Print every entry word for word, but omit the pictures.

Data records:
═══

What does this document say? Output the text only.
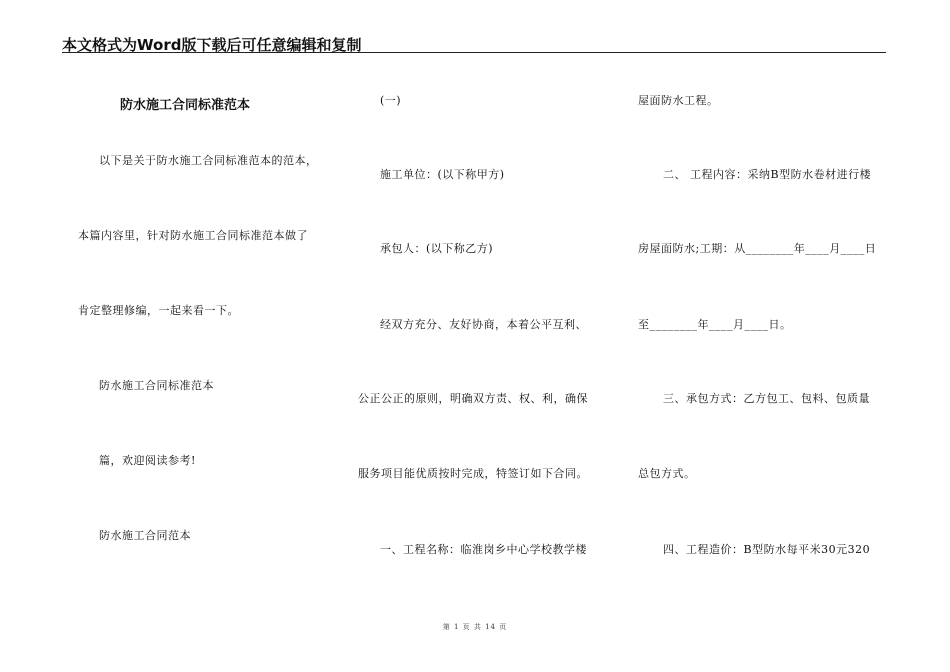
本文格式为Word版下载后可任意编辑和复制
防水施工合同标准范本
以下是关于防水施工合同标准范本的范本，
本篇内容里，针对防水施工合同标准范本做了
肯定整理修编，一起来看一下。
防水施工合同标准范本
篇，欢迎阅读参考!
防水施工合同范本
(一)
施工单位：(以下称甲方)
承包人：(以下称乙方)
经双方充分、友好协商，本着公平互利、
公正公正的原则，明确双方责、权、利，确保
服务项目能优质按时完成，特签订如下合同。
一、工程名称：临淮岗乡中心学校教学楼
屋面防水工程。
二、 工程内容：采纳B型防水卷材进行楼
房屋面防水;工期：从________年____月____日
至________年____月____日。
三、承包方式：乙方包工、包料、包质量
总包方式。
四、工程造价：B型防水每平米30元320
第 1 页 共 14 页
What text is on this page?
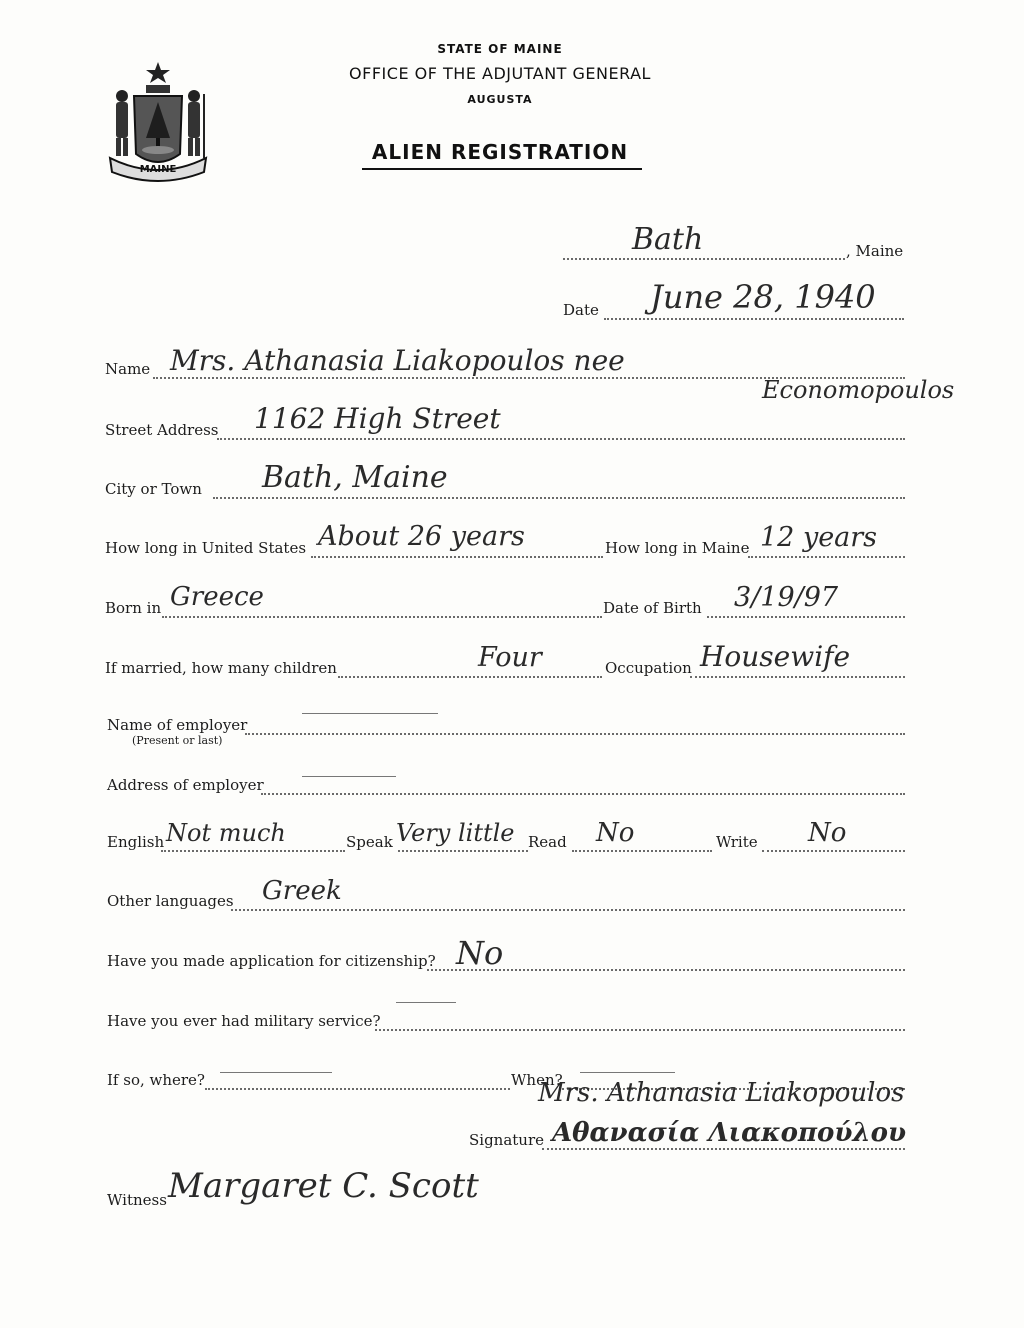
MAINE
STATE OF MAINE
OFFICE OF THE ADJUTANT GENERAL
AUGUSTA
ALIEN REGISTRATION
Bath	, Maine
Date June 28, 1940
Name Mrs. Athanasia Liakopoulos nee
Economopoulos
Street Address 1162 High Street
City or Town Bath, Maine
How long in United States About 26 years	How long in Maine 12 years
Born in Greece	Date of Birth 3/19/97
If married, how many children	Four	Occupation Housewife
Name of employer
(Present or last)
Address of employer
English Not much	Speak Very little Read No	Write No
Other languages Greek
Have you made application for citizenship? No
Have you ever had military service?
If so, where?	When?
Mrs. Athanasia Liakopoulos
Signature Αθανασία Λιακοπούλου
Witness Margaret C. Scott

═══

**REPLY TO THE TASK:**
What does this document say? Output the text only.
本文格式为Word版下载后可任意编辑和复制
防水施工合同标准范本
以下是关于防水施工合同标准范本的范本，
本篇内容里，针对防水施工合同标准范本做了
肯定整理修编，一起来看一下。
防水施工合同标准范本
篇，欢迎阅读参考!
防水施工合同范本
(一)
施工单位：(以下称甲方)
承包人：(以下称乙方)
经双方充分、友好协商，本着公平互利、
公正公正的原则，明确双方责、权、利，确保
服务项目能优质按时完成，特签订如下合同。
一、工程名称：临淮岗乡中心学校教学楼
屋面防水工程。
二、 工程内容：采纳B型防水卷材进行楼
房屋面防水;工期：从________年____月____日
至________年____月____日。
三、承包方式：乙方包工、包料、包质量
总包方式。
四、工程造价：B型防水每平米30元320
第 1 页 共 14 页
What text is on this page?
MAINE
STATE OF MAINE
OFFICE OF THE ADJUTANT GENERAL
AUGUSTA
ALIEN REGISTRATION
Bath	, Maine
Date June 28, 1940
Name Mrs. Athanasia Liakopoulos nee
Economopoulos
Street Address 1162 High Street
City or Town Bath, Maine
How long in United States About 26 years	How long in Maine 12 years
Born in Greece	Date of Birth 3/19/97
If married, how many children	Four	Occupation Housewife
Name of employer
(Present or last)
Address of employer
English Not much	Speak Very little Read No	Write No
Other languages Greek
Have you made application for citizenship? No
Have you ever had military service?
If so, where?	When?
Mrs. Athanasia Liakopoulos
Signature Αθανασία Λιακοπούλου
Witness Margaret C. Scott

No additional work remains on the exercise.